## Begin Data for processing

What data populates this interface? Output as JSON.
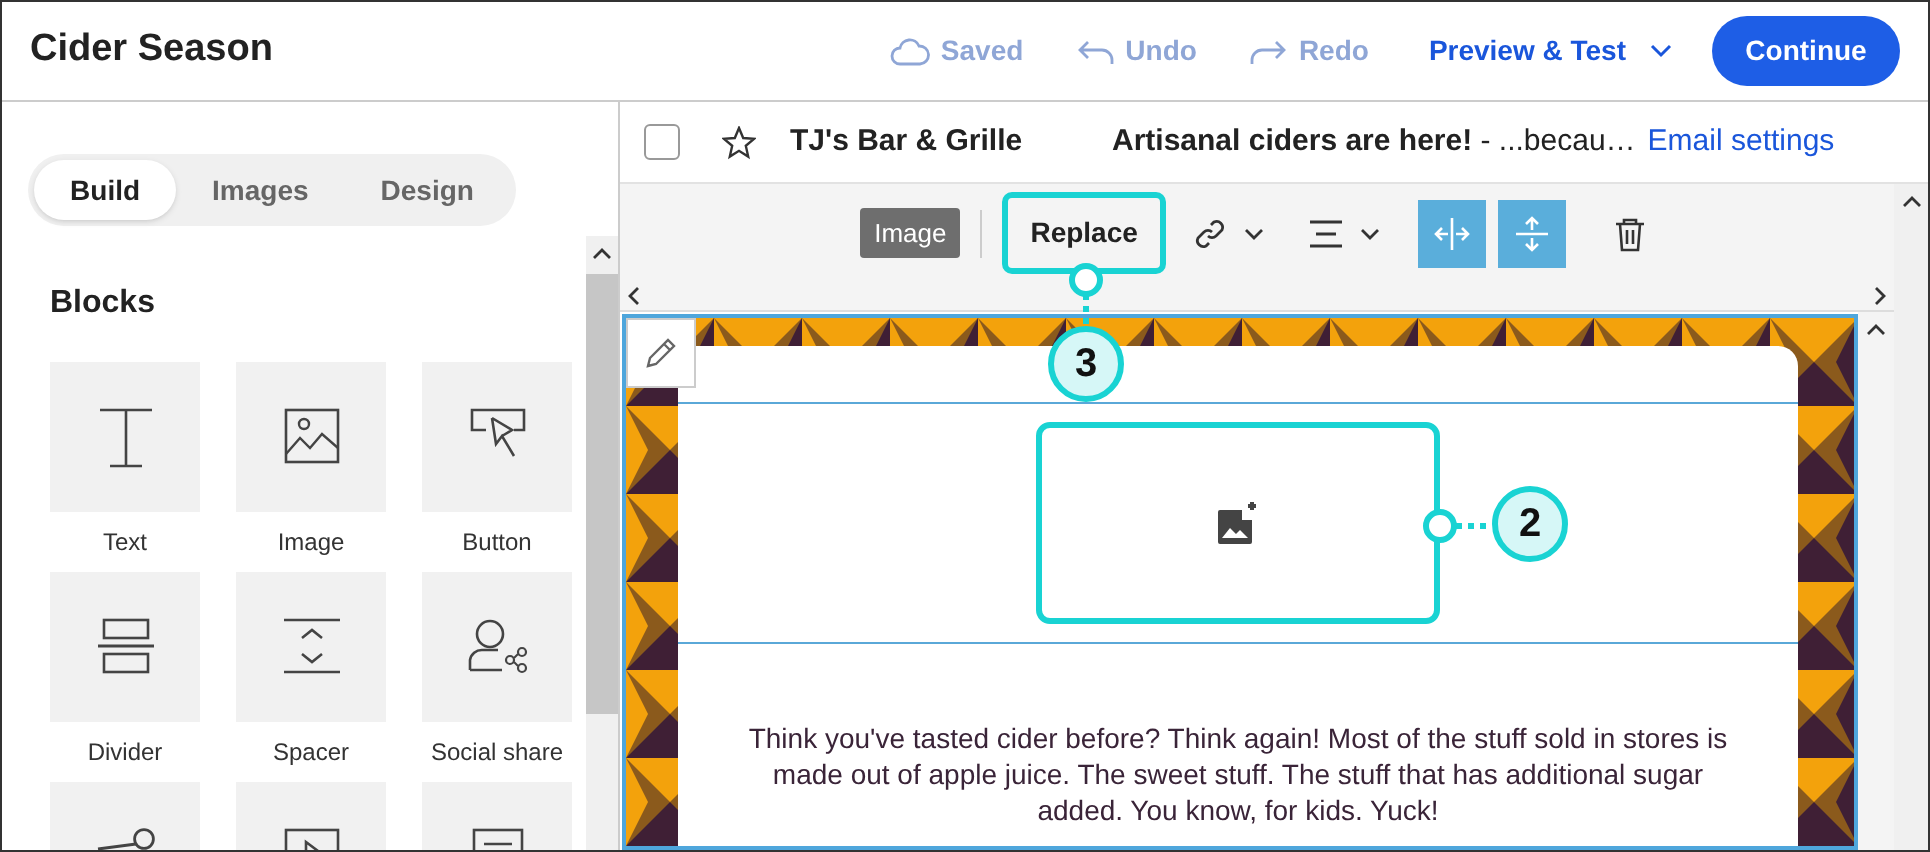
{
  "header": {
    "title": "Cider Season",
    "actions": [
      {
        "kind": "saved",
        "label": "Saved",
        "disabled": true
      },
      {
        "kind": "undo",
        "label": "Undo",
        "disabled": true
      },
      {
        "kind": "redo",
        "label": "Redo",
        "disabled": true
      }
    ],
    "preview": "Preview & Test",
    "primary": "Continue"
  },
  "sidebar": {
    "tabs": [
      {
        "label": "Build",
        "selected": true
      },
      {
        "label": "Images",
        "selected": false
      },
      {
        "label": "Design",
        "selected": false
      }
    ],
    "section": "Blocks",
    "blocks": [
      {
        "kind": "text",
        "label": "Text"
      },
      {
        "kind": "image",
        "label": "Image"
      },
      {
        "kind": "button",
        "label": "Button"
      },
      {
        "kind": "divider",
        "label": "Divider"
      },
      {
        "kind": "spacer",
        "label": "Spacer"
      },
      {
        "kind": "social",
        "label": "Social share"
      },
      {
        "kind": "share"
      },
      {
        "kind": "video"
      },
      {
        "kind": "list"
      }
    ]
  },
  "email": {
    "checked": false,
    "starred": false,
    "sender": "TJ's Bar & Grille",
    "subject": "Artisanal ciders are here!",
    "preview": " - ...becau…",
    "settings_link": "Email settings"
  },
  "toolbar": {
    "badge": "Image",
    "replace": "Replace",
    "toggles": [
      {
        "kind": "horizontal",
        "on": true
      },
      {
        "kind": "vertical",
        "on": true
      }
    ]
  },
  "email_body": {
    "text": "Think you've tasted cider before? Think again! Most of the stuff sold in stores is made out of apple juice. The sweet stuff. The stuff that has additional sugar added. You know, for kids. Yuck!"
  },
  "annotations": [
    {
      "label": "3"
    },
    {
      "label": "2"
    }
  ]
}
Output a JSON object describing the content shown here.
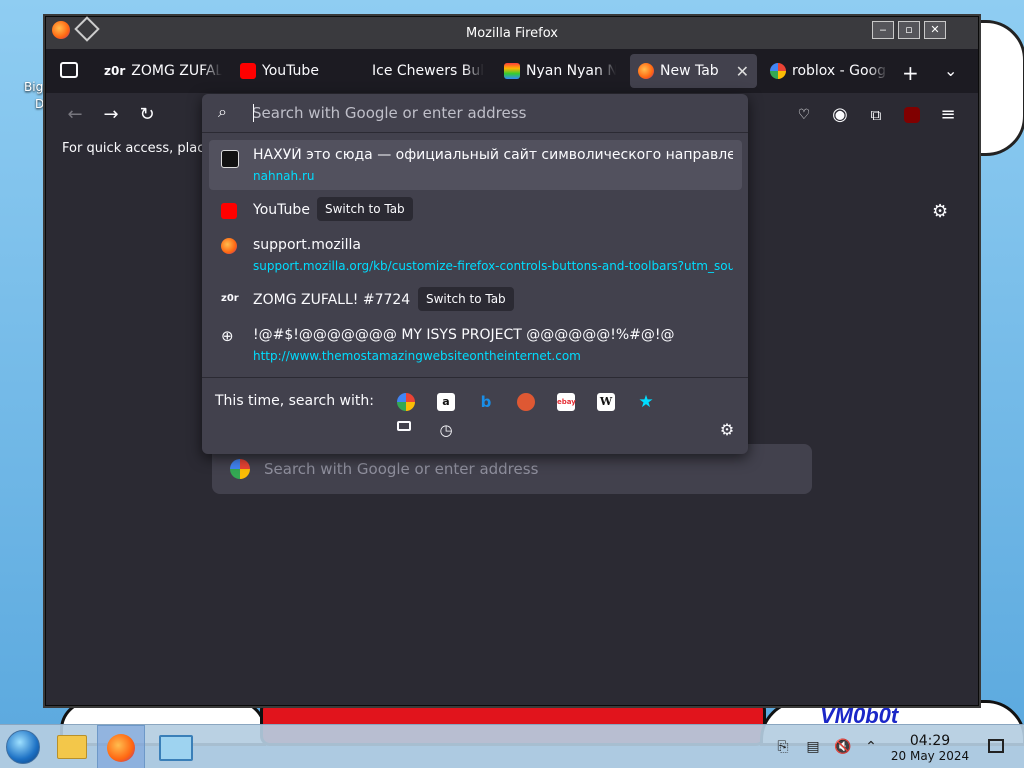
{
  "window": {
    "title": "Mozilla Firefox"
  },
  "tabs": [
    {
      "label": "ZOMG ZUFALL!",
      "favicon_text": "z0r"
    },
    {
      "label": "YouTube"
    },
    {
      "label": "Ice Chewers Bull"
    },
    {
      "label": "Nyan Nyan N"
    },
    {
      "label": "New Tab",
      "active": true
    },
    {
      "label": "roblox - Goog"
    }
  ],
  "bookmarks_bar": {
    "text": "For quick access, plac"
  },
  "url_dropdown": {
    "placeholder": "Search with Google or enter address",
    "results": [
      {
        "title": "НАХУЙ это сюда — официальный сайт символического направле",
        "url": "nahnah.ru"
      },
      {
        "title": "YouTube",
        "badge": "Switch to Tab"
      },
      {
        "title": "support.mozilla",
        "url": "support.mozilla.org/kb/customize-firefox-controls-buttons-and-toolbars?utm_sou"
      },
      {
        "title": "ZOMG ZUFALL! #7724",
        "badge": "Switch to Tab",
        "favicon_text": "z0r"
      },
      {
        "title": "!@#$!@@@@@@@ MY ISYS PROJECT @@@@@@!%#@!@",
        "url": "http://www.themostamazingwebsiteontheinternet.com"
      }
    ],
    "oneoff_label": "This time, search with:",
    "engines": [
      "google",
      "amazon",
      "bing",
      "duckduckgo",
      "ebay",
      "wikipedia",
      "bookmarks",
      "tabs",
      "history"
    ],
    "engine_glyphs": {
      "wikipedia": "W",
      "ebay": "ebay"
    }
  },
  "content": {
    "search_placeholder": "Search with Google or enter address"
  },
  "desktop": {
    "icon_label_1": "Big",
    "icon_label_2": "De",
    "wallpaper_text": "VM0b0t"
  },
  "taskbar": {
    "time": "04:29",
    "date": "20 May 2024"
  },
  "colors": {
    "accent_url": "#00ddff",
    "panel": "#42414d",
    "chrome": "#2b2a33"
  }
}
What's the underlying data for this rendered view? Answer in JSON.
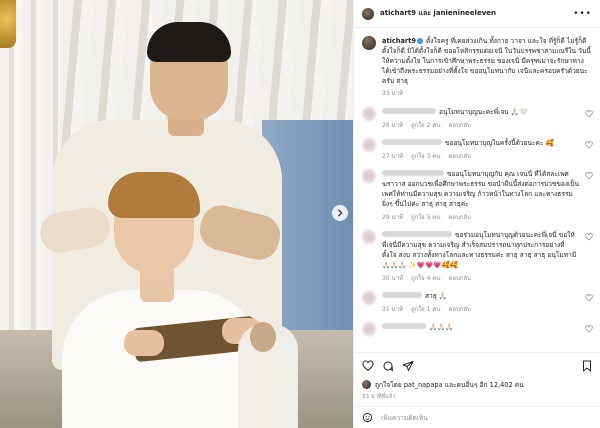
{
  "post": {
    "authors": "atichart9 และ janienineeleven",
    "caption_user": "atichart9",
    "caption_text": " ตั้งใจครู ที่เคยล่วงเกิน ทั้งกาย วาจา และใจ ที่รู้ก็ดี ไม่รู้ก็ดี ตั้งใจก็ดี มิได้ตั้งใจก็ดี ขออโหสิกรรมต่อเจนี ในวันบรรพชาสามเณรีใน วันนี้ ให้ความตั้งใจ ในการเข้าศึกษาพระธรรม ของเจนี มีครุฑเมาจะรักษาทาง ได้เข้าถึงพระธรรมอย่างที่ตั้งใจ ขออนุโมทนากับ เจนีและครอบครัวด้วยนะครับ สาธุ",
    "caption_time": "33 นาที"
  },
  "comments": [
    {
      "text": "อนุโมทนาบุญนะคะพี่เจน 🙏🏻🤍",
      "time": "26 นาที",
      "likes": "ถูกใจ 2 คน",
      "reply": "ตอบกลับ",
      "name_w": 54,
      "multiline": false
    },
    {
      "text": "ขออนุโมทนาบุญในครั้งนี้ด้วยนะคะ 🥰",
      "time": "27 นาที",
      "likes": "ถูกใจ 3 คน",
      "reply": "ตอบกลับ",
      "name_w": 60,
      "multiline": false
    },
    {
      "text": "ขออนุโมทนาบุญกับ คุณ เจนนี่ ที่ได้สละเพศฆราวาส ออกบวชเพื่อศึกษาพระธรรม ขอนำผืนนี้ส่งต่อการบวชของเป็นเพศให้ท่านมีความสุข ความเจริญ ก้าวหน้าในทางโลก และทางธรรมยิ่งๆ ขึ้นไปค่ะ สาธุ สาธุ สาธุค่ะ",
      "time": "29 นาที",
      "likes": "ถูกใจ 5 คน",
      "reply": "ตอบกลับ",
      "name_w": 62,
      "multiline": true
    },
    {
      "text": "ขอร่วมอนุโมทนาบุญด้วยนะคะพี่เจนี่ ขอให้พี่เจนี่มีความสุข ความเจริญ สำเร็จสมปรารถนาทุกประการอย่างที่ตั้งใจ สงบ สว่างทั้งทางโลกและทางธรรมค่ะ สาธุ สาธุ สาธุ อนุโมทามี 🙏🏻🙏🏻🙏🏻 ✨💗💗💗🥰🥰",
      "time": "30 นาที",
      "likes": "ถูกใจ 4 คน",
      "reply": "ตอบกลับ",
      "name_w": 70,
      "multiline": true
    },
    {
      "text": "สาธุ 🙏🏻",
      "time": "31 นาที",
      "likes": "ถูกใจ 1 คน",
      "reply": "ตอบกลับ",
      "name_w": 40,
      "multiline": false
    },
    {
      "text": "🙏🏻🙏🏻🙏🏻",
      "time": "",
      "likes": "",
      "reply": "",
      "name_w": 44,
      "multiline": false
    }
  ],
  "actions": {
    "liked_by": "ถูกใจโดย pat_napapa และคนอื่นๆ อีก 12,402 คน",
    "posted_ago": "33 นาทีที่แล้ว",
    "add_placeholder": "เพิ่มความคิดเห็น"
  },
  "icons": [
    "more-icon",
    "heart-icon",
    "comment-icon",
    "share-icon",
    "bookmark-icon",
    "emoji-icon",
    "chevron-right-icon"
  ]
}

## End Data for processing

## Brief
Write every entry out again exactly, dropping the pictures.

## Task response
What data populates this interface? Output as JSON.
{
  "header": {
    "title": "Cider Season",
    "actions": [
      {
        "kind": "saved",
        "label": "Saved",
        "disabled": true
      },
      {
        "kind": "undo",
        "label": "Undo",
        "disabled": true
      },
      {
        "kind": "redo",
        "label": "Redo",
        "disabled": true
      }
    ],
    "preview": "Preview & Test",
    "primary": "Continue"
  },
  "sidebar": {
    "tabs": [
      {
        "label": "Build",
        "selected": true
      },
      {
        "label": "Images",
        "selected": false
      },
      {
        "label": "Design",
        "selected": false
      }
    ],
    "section": "Blocks",
    "blocks": [
      {
        "kind": "text",
        "label": "Text"
      },
      {
        "kind": "image",
        "label": "Image"
      },
      {
        "kind": "button",
        "label": "Button"
      },
      {
        "kind": "divider",
        "label": "Divider"
      },
      {
        "kind": "spacer",
        "label": "Spacer"
      },
      {
        "kind": "social",
        "label": "Social share"
      },
      {
        "kind": "share"
      },
      {
        "kind": "video"
      },
      {
        "kind": "list"
      }
    ]
  },
  "email": {
    "checked": false,
    "starred": false,
    "sender": "TJ's Bar & Grille",
    "subject": "Artisanal ciders are here!",
    "preview": " - ...becau…",
    "settings_link": "Email settings"
  },
  "toolbar": {
    "badge": "Image",
    "replace": "Replace",
    "toggles": [
      {
        "kind": "horizontal",
        "on": true
      },
      {
        "kind": "vertical",
        "on": true
      }
    ]
  },
  "email_body": {
    "text": "Think you've tasted cider before? Think again! Most of the stuff sold in stores is made out of apple juice. The sweet stuff. The stuff that has additional sugar added. You know, for kids. Yuck!"
  },
  "annotations": [
    {
      "label": "3"
    },
    {
      "label": "2"
    }
  ]
}
Output a JSON object describing the content shown here.
{
  "window": {
    "title": "Mozilla Firefox"
  },
  "tabs": [
    {
      "label": "ZOMG ZUFALL!",
      "favicon_text": "z0r"
    },
    {
      "label": "YouTube"
    },
    {
      "label": "Ice Chewers Bull"
    },
    {
      "label": "Nyan Nyan N"
    },
    {
      "label": "New Tab",
      "active": true
    },
    {
      "label": "roblox - Goog"
    }
  ],
  "bookmarks_bar": {
    "text": "For quick access, plac"
  },
  "url_dropdown": {
    "placeholder": "Search with Google or enter address",
    "results": [
      {
        "title": "НАХУЙ это сюда — официальный сайт символического направле",
        "url": "nahnah.ru"
      },
      {
        "title": "YouTube",
        "badge": "Switch to Tab"
      },
      {
        "title": "support.mozilla",
        "url": "support.mozilla.org/kb/customize-firefox-controls-buttons-and-toolbars?utm_sou"
      },
      {
        "title": "ZOMG ZUFALL! #7724",
        "badge": "Switch to Tab",
        "favicon_text": "z0r"
      },
      {
        "title": "!@#$!@@@@@@@ MY ISYS PROJECT @@@@@@!%#@!@",
        "url": "http://www.themostamazingwebsiteontheinternet.com"
      }
    ],
    "oneoff_label": "This time, search with:",
    "engines": [
      "google",
      "amazon",
      "bing",
      "duckduckgo",
      "ebay",
      "wikipedia",
      "bookmarks",
      "tabs",
      "history"
    ],
    "engine_glyphs": {
      "wikipedia": "W",
      "ebay": "ebay"
    }
  },
  "content": {
    "search_placeholder": "Search with Google or enter address"
  },
  "desktop": {
    "icon_label_1": "Big",
    "icon_label_2": "De",
    "wallpaper_text": "VM0b0t"
  },
  "taskbar": {
    "time": "04:29",
    "date": "20 May 2024"
  },
  "colors": {
    "accent_url": "#00ddff",
    "panel": "#42414d",
    "chrome": "#2b2a33"
  }
}
What's the underlying data for this rendered view? Answer in JSON.
{
  "post": {
    "authors": "atichart9 และ janienineeleven",
    "caption_user": "atichart9",
    "caption_text": " ตั้งใจครู ที่เคยล่วงเกิน ทั้งกาย วาจา และใจ ที่รู้ก็ดี ไม่รู้ก็ดี ตั้งใจก็ดี มิได้ตั้งใจก็ดี ขออโหสิกรรมต่อเจนี ในวันบรรพชาสามเณรีใน วันนี้ ให้ความตั้งใจ ในการเข้าศึกษาพระธรรม ของเจนี มีครุฑเมาจะรักษาทาง ได้เข้าถึงพระธรรมอย่างที่ตั้งใจ ขออนุโมทนากับ เจนีและครอบครัวด้วยนะครับ สาธุ",
    "caption_time": "33 นาที"
  },
  "comments": [
    {
      "text": "อนุโมทนาบุญนะคะพี่เจน 🙏🏻🤍",
      "time": "26 นาที",
      "likes": "ถูกใจ 2 คน",
      "reply": "ตอบกลับ",
      "name_w": 54,
      "multiline": false
    },
    {
      "text": "ขออนุโมทนาบุญในครั้งนี้ด้วยนะคะ 🥰",
      "time": "27 นาที",
      "likes": "ถูกใจ 3 คน",
      "reply": "ตอบกลับ",
      "name_w": 60,
      "multiline": false
    },
    {
      "text": "ขออนุโมทนาบุญกับ คุณ เจนนี่ ที่ได้สละเพศฆราวาส ออกบวชเพื่อศึกษาพระธรรม ขอนำผืนนี้ส่งต่อการบวชของเป็นเพศให้ท่านมีความสุข ความเจริญ ก้าวหน้าในทางโลก และทางธรรมยิ่งๆ ขึ้นไปค่ะ สาธุ สาธุ สาธุค่ะ",
      "time": "29 นาที",
      "likes": "ถูกใจ 5 คน",
      "reply": "ตอบกลับ",
      "name_w": 62,
      "multiline": true
    },
    {
      "text": "ขอร่วมอนุโมทนาบุญด้วยนะคะพี่เจนี่ ขอให้พี่เจนี่มีความสุข ความเจริญ สำเร็จสมปรารถนาทุกประการอย่างที่ตั้งใจ สงบ สว่างทั้งทางโลกและทางธรรมค่ะ สาธุ สาธุ สาธุ อนุโมทามี 🙏🏻🙏🏻🙏🏻 ✨💗💗💗🥰🥰",
      "time": "30 นาที",
      "likes": "ถูกใจ 4 คน",
      "reply": "ตอบกลับ",
      "name_w": 70,
      "multiline": true
    },
    {
      "text": "สาธุ 🙏🏻",
      "time": "31 นาที",
      "likes": "ถูกใจ 1 คน",
      "reply": "ตอบกลับ",
      "name_w": 40,
      "multiline": false
    },
    {
      "text": "🙏🏻🙏🏻🙏🏻",
      "time": "",
      "likes": "",
      "reply": "",
      "name_w": 44,
      "multiline": false
    }
  ],
  "actions": {
    "liked_by": "ถูกใจโดย pat_napapa และคนอื่นๆ อีก 12,402 คน",
    "posted_ago": "33 นาทีที่แล้ว",
    "add_placeholder": "เพิ่มความคิดเห็น"
  },
  "icons": [
    "more-icon",
    "heart-icon",
    "comment-icon",
    "share-icon",
    "bookmark-icon",
    "emoji-icon",
    "chevron-right-icon"
  ]
}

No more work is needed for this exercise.